─── DATASET ENTRIES ───

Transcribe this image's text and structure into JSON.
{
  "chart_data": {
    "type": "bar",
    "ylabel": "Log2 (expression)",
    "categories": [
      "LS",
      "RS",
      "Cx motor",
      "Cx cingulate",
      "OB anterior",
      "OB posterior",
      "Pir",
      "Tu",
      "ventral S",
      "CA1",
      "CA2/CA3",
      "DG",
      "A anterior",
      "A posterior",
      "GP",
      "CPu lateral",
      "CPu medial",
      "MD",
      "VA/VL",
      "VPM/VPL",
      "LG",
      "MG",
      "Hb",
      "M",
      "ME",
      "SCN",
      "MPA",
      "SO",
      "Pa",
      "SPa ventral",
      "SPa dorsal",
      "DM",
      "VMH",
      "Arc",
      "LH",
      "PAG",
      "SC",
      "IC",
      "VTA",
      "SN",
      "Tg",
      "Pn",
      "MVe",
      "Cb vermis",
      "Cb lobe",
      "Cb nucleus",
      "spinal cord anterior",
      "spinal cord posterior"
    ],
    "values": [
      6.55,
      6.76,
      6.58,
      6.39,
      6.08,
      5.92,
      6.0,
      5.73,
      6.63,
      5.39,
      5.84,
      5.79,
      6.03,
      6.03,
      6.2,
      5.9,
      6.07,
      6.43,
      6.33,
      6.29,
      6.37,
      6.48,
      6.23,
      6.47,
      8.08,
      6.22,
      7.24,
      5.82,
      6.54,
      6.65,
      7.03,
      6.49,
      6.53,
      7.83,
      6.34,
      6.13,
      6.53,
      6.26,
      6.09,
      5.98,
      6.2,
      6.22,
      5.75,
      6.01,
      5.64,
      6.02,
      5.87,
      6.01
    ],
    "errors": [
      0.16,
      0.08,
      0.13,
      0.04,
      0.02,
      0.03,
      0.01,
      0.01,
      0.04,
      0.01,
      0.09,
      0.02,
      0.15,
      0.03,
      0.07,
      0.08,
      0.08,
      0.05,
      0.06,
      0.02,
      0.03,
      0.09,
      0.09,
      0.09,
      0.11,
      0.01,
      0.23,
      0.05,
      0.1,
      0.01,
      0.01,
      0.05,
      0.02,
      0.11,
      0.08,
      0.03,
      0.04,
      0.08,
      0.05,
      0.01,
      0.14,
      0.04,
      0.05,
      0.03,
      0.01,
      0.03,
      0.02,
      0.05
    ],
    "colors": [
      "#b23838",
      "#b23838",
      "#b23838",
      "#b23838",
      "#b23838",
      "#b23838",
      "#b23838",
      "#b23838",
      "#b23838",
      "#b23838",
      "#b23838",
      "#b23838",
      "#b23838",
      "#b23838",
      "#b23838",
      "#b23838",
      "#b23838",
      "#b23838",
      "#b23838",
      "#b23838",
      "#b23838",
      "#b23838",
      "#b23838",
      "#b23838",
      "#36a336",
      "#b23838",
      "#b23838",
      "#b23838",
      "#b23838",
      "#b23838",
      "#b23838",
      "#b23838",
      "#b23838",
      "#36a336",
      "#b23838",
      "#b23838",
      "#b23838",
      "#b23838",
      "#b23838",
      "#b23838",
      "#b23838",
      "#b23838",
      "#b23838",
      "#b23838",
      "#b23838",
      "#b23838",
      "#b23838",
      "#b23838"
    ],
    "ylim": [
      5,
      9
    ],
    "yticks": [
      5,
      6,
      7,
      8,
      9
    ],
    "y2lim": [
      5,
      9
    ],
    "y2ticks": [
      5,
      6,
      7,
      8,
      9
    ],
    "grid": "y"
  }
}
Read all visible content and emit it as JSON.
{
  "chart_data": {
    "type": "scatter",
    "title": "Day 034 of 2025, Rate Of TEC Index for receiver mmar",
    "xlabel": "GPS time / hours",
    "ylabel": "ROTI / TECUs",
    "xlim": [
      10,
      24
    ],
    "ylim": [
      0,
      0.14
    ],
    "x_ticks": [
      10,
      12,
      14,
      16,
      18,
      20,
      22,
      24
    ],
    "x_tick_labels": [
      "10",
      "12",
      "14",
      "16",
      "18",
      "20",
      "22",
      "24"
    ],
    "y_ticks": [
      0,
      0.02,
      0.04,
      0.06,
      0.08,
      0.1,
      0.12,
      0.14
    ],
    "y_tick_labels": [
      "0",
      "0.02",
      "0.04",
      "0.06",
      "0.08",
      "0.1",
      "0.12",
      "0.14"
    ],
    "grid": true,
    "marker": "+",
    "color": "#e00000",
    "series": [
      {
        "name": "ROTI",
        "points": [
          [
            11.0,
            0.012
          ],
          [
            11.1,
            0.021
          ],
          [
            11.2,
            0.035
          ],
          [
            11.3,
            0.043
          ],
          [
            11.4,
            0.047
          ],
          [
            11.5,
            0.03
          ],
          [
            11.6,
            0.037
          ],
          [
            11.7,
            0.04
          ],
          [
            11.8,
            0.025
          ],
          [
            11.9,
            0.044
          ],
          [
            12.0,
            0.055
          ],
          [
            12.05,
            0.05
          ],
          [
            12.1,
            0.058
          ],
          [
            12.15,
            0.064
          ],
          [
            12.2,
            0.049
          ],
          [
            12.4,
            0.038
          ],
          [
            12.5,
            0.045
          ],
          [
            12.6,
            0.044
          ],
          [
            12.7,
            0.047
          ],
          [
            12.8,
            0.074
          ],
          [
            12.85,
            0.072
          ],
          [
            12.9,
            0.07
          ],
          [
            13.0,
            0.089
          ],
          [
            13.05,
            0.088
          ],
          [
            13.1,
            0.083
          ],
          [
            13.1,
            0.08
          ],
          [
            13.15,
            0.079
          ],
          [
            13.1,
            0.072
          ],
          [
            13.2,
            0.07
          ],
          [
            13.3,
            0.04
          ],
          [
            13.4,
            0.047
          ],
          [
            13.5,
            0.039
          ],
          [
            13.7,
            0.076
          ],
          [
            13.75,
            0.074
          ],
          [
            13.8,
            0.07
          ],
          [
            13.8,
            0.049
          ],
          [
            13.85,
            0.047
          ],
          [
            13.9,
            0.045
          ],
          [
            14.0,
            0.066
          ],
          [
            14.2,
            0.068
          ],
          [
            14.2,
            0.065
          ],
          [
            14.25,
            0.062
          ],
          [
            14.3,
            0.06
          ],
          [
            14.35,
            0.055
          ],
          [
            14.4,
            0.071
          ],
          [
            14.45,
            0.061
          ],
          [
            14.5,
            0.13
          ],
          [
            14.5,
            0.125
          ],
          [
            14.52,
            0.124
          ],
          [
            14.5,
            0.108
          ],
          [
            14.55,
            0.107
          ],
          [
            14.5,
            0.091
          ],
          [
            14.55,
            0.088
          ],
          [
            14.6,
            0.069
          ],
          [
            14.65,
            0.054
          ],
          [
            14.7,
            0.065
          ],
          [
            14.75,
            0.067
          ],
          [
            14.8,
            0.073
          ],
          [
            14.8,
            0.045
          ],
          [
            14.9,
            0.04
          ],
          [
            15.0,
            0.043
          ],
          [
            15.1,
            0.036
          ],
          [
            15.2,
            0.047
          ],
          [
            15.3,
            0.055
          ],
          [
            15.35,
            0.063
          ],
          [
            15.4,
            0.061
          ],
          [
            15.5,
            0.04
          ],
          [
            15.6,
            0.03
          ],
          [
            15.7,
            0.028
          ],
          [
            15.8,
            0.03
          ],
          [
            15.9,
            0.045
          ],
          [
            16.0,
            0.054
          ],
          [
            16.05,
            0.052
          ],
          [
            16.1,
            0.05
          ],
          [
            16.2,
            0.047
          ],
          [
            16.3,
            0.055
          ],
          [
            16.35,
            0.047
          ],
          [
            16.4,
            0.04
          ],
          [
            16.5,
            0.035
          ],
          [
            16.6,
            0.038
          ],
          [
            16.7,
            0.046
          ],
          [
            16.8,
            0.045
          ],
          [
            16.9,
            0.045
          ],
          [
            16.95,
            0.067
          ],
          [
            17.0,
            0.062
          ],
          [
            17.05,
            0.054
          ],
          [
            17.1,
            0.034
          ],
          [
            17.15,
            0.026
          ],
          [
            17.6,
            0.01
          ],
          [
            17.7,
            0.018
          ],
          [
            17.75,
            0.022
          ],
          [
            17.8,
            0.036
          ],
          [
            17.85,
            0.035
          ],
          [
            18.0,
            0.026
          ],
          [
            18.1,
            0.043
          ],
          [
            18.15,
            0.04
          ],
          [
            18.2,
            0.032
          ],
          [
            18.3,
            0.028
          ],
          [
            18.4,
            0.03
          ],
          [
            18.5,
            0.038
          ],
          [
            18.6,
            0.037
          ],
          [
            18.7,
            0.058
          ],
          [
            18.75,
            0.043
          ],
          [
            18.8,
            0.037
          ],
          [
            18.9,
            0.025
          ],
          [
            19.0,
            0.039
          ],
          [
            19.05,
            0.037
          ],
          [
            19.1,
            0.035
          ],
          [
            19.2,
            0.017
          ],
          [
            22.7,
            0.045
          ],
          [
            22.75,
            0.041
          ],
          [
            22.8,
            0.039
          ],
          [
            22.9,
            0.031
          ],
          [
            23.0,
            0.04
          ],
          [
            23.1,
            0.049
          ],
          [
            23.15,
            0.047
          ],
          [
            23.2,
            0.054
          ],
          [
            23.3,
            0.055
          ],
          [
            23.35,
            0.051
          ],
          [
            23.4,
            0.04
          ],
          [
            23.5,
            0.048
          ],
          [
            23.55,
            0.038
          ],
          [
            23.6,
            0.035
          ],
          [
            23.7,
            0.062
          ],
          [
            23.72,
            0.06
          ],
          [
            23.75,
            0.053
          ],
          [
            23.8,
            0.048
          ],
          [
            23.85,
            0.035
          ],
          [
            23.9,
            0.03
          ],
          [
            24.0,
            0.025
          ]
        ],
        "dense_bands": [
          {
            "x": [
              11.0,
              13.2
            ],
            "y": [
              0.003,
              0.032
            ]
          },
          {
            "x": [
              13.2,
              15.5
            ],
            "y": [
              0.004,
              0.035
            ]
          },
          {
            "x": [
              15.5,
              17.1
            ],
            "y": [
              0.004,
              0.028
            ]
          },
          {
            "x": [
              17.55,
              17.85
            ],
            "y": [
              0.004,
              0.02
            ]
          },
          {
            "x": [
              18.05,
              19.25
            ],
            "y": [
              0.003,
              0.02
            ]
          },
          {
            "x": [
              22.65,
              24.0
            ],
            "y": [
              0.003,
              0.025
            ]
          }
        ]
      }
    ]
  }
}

───

• **PROBLEM TO SOLVE**
Which lines hold the word "cord"? Copy all of them.

• **REPLY**
      "spinal cord anterior",
      "spinal cord posterior"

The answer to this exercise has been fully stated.